Show all lines from the listing below that contain "Output".

[Lines of data]
-- -- --

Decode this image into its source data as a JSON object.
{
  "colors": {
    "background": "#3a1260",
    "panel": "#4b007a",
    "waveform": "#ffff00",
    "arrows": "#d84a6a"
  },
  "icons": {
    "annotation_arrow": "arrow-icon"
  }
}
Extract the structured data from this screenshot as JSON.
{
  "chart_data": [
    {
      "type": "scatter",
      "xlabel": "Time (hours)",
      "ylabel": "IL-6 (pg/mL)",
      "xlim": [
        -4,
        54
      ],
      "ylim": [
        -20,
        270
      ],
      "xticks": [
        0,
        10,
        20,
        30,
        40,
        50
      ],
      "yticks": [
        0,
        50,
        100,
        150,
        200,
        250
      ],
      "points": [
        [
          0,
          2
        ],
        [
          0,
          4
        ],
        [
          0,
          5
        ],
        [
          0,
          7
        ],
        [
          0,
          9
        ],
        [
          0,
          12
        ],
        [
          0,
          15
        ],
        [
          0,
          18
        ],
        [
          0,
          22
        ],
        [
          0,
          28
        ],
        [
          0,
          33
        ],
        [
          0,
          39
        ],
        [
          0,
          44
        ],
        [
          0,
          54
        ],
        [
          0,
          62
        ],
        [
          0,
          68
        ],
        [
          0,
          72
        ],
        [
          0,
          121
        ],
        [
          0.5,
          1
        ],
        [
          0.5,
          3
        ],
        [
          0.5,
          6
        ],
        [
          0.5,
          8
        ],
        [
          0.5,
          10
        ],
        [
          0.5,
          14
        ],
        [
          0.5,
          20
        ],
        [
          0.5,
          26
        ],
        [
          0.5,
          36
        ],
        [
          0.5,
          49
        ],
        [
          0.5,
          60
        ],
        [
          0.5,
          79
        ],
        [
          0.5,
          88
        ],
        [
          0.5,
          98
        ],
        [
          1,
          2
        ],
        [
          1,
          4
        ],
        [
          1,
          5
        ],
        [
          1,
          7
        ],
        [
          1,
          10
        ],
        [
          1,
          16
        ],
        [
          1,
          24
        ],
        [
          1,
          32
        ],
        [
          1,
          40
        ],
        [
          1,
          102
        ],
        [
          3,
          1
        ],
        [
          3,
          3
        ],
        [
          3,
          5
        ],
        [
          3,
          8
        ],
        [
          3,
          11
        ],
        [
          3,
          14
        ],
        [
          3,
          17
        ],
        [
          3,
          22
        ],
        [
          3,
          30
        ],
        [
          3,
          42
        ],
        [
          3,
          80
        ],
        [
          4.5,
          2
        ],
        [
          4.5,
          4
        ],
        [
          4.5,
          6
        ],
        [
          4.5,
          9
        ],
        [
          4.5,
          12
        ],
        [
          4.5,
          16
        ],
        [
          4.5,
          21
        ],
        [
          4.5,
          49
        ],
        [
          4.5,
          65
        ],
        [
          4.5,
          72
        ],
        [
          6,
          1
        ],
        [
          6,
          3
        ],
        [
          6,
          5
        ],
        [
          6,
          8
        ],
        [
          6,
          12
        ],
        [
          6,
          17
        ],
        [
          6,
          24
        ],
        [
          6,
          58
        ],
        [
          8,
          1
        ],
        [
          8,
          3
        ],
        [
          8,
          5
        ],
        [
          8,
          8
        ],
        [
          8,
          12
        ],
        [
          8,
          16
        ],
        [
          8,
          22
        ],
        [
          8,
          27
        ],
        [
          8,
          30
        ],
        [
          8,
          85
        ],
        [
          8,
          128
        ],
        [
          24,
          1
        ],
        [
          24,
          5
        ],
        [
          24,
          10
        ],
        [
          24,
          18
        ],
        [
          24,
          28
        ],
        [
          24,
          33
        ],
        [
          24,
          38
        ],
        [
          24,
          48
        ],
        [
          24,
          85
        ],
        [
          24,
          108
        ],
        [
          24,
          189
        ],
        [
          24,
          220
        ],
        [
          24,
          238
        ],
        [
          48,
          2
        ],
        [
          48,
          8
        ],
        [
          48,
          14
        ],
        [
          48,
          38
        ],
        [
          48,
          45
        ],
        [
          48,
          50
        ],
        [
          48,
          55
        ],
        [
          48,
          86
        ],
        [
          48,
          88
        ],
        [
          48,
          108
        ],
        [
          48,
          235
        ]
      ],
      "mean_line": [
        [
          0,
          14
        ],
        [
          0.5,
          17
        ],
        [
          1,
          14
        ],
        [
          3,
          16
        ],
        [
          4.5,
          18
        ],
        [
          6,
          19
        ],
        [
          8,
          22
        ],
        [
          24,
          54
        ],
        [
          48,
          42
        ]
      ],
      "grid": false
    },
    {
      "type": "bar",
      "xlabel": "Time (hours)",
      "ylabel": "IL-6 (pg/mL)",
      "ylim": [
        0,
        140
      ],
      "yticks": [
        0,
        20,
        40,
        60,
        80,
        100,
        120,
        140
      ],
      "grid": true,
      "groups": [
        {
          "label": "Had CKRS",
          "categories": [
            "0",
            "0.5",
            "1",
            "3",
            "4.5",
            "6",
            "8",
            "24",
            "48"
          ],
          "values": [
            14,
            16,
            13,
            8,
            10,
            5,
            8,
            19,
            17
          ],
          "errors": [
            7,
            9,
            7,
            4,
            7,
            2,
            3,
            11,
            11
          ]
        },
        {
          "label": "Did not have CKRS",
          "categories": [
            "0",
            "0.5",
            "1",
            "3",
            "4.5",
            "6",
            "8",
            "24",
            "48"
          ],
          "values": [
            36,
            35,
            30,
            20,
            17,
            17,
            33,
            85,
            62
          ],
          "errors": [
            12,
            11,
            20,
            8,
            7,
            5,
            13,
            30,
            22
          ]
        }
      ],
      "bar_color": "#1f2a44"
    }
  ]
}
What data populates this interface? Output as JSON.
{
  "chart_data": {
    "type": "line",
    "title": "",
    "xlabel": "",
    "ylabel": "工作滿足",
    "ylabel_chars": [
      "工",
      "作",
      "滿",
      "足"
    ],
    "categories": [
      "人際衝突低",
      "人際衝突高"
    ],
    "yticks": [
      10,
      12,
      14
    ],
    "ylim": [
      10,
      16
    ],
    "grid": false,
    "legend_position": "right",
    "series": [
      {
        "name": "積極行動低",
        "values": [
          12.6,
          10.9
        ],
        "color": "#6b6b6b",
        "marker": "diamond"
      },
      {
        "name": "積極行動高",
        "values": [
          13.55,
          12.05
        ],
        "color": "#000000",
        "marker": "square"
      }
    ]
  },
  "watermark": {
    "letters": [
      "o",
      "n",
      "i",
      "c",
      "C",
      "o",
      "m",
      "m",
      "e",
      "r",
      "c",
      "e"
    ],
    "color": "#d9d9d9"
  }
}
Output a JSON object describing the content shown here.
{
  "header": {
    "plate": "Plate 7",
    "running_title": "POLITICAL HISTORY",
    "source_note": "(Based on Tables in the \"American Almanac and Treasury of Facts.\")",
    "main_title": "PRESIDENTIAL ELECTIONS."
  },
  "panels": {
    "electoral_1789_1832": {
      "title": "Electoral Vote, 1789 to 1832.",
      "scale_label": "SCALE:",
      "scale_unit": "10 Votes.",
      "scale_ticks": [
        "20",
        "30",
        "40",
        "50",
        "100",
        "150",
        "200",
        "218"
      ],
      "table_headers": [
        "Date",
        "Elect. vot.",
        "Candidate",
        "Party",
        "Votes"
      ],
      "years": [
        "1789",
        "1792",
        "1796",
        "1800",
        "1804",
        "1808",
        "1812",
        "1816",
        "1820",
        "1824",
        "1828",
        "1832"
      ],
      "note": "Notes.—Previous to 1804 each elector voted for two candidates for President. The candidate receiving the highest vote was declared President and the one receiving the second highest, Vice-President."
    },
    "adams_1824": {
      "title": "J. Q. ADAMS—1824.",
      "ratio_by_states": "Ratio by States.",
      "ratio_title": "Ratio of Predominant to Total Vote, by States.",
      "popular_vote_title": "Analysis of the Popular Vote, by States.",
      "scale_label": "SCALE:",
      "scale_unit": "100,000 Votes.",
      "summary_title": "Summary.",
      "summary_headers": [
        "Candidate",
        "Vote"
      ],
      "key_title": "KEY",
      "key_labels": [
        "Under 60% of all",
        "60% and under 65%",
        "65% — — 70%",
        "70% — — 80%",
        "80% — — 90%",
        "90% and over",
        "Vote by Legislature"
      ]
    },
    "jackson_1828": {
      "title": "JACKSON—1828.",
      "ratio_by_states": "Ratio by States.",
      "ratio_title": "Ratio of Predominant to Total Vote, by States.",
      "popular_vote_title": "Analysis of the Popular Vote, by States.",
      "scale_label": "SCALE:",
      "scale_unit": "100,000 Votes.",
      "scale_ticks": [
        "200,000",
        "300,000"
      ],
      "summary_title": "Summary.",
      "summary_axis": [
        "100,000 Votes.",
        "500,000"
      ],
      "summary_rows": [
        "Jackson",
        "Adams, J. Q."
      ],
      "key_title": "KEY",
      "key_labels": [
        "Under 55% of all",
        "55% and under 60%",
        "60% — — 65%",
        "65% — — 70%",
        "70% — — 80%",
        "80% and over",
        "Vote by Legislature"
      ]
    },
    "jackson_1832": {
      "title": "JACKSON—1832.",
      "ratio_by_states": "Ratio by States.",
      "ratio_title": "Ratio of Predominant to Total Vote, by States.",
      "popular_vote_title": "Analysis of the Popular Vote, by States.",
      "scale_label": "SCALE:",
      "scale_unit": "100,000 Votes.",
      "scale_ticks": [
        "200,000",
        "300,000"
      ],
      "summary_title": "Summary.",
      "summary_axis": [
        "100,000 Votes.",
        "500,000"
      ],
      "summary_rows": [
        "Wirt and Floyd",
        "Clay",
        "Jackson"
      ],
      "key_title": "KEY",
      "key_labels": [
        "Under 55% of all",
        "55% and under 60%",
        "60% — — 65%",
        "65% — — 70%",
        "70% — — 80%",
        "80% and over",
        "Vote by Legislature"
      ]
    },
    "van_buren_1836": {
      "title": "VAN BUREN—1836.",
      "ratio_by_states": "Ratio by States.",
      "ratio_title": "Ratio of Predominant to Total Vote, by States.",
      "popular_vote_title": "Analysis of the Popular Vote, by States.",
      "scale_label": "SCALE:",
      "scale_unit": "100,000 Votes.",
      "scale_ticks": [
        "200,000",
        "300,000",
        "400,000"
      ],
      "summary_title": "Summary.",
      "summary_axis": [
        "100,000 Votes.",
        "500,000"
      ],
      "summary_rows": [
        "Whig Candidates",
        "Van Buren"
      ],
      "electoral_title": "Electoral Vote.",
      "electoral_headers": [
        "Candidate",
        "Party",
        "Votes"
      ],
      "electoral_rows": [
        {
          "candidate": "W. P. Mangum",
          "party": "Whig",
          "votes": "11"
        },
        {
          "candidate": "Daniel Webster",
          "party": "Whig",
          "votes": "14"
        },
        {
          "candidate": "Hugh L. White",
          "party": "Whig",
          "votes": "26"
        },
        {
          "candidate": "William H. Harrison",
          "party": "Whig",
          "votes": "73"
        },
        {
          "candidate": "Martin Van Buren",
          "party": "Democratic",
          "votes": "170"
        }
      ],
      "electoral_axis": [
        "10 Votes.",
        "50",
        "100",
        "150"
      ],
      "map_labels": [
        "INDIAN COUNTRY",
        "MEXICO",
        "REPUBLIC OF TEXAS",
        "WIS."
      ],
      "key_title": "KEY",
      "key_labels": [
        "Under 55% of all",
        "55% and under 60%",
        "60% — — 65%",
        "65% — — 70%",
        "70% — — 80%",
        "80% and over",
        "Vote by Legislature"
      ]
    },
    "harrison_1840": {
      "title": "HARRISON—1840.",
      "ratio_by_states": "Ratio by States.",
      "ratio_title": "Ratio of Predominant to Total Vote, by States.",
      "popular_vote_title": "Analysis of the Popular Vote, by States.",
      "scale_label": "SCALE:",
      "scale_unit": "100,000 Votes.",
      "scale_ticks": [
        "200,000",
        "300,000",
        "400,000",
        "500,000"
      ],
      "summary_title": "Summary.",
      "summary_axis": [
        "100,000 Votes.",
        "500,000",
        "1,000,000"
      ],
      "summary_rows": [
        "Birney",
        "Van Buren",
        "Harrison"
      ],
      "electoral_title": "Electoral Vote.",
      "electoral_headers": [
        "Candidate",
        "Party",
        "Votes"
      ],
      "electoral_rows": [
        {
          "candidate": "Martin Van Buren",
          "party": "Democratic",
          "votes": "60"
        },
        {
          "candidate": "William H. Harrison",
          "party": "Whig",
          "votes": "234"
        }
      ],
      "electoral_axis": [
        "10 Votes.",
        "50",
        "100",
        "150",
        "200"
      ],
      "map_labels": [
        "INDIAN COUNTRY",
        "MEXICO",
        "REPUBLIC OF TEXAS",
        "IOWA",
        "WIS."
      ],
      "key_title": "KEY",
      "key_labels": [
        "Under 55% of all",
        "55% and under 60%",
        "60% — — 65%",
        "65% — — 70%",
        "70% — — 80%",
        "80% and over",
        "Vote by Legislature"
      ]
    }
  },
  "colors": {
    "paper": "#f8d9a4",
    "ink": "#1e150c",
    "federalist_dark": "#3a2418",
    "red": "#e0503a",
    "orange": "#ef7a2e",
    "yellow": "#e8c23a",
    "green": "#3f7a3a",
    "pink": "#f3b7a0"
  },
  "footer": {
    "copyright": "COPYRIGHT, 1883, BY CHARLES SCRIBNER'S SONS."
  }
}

-- -- --

Solution for this problem.
What data populates this interface? Output as JSON.
Output a JSON object describing the content shown here.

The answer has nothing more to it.